(Part of a data file)
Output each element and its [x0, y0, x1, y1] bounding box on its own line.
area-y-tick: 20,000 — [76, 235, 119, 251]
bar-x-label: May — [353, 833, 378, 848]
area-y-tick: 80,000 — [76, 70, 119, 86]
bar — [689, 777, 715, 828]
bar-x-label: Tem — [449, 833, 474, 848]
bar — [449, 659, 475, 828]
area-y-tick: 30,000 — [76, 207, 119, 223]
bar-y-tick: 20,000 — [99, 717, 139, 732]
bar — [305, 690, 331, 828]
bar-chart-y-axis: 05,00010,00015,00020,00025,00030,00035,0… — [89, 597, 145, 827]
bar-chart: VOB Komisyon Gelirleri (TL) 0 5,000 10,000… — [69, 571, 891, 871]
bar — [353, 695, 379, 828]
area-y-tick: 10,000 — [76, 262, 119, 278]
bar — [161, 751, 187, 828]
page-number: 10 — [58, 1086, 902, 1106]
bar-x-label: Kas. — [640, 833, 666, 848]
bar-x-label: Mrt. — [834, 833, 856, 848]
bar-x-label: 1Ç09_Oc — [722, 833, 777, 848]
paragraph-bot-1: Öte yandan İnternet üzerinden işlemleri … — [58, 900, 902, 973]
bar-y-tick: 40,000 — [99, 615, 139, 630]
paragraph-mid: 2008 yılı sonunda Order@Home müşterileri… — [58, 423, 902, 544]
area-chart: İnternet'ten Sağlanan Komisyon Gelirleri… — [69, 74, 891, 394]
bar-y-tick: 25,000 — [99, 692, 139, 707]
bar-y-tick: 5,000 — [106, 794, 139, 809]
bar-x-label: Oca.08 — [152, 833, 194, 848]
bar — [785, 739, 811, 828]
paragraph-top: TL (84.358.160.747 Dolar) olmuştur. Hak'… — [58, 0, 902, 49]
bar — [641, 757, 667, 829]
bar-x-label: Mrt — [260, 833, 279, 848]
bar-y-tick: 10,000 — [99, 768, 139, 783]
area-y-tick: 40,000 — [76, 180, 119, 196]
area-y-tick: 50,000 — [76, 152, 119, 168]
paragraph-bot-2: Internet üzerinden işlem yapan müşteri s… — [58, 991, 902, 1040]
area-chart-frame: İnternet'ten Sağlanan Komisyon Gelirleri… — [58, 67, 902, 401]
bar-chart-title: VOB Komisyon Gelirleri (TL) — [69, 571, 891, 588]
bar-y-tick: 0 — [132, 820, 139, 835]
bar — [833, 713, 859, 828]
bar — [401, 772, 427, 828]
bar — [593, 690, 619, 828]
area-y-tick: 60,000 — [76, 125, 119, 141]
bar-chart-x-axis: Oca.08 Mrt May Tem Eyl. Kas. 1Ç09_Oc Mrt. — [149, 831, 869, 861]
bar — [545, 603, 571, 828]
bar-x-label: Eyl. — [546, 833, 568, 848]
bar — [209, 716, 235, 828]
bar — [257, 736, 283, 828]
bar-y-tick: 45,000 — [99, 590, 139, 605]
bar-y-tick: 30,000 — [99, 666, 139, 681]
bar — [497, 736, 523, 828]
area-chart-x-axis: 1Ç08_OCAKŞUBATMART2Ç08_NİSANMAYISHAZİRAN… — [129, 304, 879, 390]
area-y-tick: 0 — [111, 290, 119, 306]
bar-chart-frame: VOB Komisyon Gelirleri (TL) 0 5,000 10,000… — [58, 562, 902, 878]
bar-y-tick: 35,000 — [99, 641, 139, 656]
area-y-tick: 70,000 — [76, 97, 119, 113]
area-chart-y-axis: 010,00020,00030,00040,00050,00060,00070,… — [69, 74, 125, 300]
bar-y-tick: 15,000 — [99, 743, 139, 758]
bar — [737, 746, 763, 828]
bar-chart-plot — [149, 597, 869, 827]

(TASK DETAILS) Return the lines of the material unchanged, starting at its first line and ending with the line that contains "bar-x-label: Tem — [449, 833, 474, 848]", including both.

(THE RESPONSE)
Output each element and its [x0, y0, x1, y1] bounding box on its own line.
area-y-tick: 20,000 — [76, 235, 119, 251]
bar-x-label: May — [353, 833, 378, 848]
area-y-tick: 80,000 — [76, 70, 119, 86]
bar — [689, 777, 715, 828]
bar-x-label: Tem — [449, 833, 474, 848]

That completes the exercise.